# Start of Supplied records
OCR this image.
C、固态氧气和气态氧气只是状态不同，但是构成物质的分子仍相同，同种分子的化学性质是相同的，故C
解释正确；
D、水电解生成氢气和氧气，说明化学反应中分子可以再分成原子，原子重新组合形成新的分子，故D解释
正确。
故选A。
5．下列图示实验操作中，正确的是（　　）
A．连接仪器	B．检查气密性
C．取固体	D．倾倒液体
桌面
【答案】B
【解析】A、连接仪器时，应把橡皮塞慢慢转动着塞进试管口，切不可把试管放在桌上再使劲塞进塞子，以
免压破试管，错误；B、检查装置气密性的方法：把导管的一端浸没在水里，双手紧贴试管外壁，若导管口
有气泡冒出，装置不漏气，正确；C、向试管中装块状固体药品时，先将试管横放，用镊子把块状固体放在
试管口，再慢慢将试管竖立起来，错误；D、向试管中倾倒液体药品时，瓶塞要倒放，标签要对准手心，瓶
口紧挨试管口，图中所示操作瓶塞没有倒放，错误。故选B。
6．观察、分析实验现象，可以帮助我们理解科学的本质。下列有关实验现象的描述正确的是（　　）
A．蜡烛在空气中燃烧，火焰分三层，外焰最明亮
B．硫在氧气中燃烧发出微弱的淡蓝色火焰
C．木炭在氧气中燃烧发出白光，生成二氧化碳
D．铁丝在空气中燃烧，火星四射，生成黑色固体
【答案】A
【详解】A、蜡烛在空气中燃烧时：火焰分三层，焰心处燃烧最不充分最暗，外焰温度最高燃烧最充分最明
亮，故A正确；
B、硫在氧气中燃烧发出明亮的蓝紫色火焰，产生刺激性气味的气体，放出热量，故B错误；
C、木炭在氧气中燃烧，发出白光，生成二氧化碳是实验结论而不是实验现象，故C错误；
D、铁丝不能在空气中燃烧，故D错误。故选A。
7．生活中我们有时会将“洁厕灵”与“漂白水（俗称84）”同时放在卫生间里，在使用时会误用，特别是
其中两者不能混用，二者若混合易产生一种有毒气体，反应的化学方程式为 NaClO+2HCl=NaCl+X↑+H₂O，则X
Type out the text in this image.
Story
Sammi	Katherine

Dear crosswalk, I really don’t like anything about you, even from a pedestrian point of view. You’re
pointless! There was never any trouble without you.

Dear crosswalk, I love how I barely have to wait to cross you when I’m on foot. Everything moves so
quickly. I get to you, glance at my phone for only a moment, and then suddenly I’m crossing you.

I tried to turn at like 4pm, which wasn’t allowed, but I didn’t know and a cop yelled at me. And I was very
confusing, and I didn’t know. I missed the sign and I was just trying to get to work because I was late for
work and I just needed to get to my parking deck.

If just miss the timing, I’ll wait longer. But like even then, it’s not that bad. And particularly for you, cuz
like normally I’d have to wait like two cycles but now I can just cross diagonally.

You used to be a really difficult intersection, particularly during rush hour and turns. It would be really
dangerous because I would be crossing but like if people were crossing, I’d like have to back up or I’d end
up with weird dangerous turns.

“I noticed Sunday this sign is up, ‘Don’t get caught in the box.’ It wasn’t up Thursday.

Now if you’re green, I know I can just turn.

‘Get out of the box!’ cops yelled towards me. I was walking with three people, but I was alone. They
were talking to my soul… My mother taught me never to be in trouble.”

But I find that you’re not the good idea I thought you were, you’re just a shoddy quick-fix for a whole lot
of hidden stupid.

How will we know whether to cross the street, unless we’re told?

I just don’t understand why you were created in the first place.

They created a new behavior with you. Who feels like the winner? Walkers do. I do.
# End of Supplied records
• **Task directions**
List the lines of the entries that include "particularly".

• **Output of the exercise**
If just miss the timing, I’ll wait longer. But like even then, it’s not that bad. And particularly for you, cuz
You used to be a really difficult intersection, particularly during rush hour and turns. It would be really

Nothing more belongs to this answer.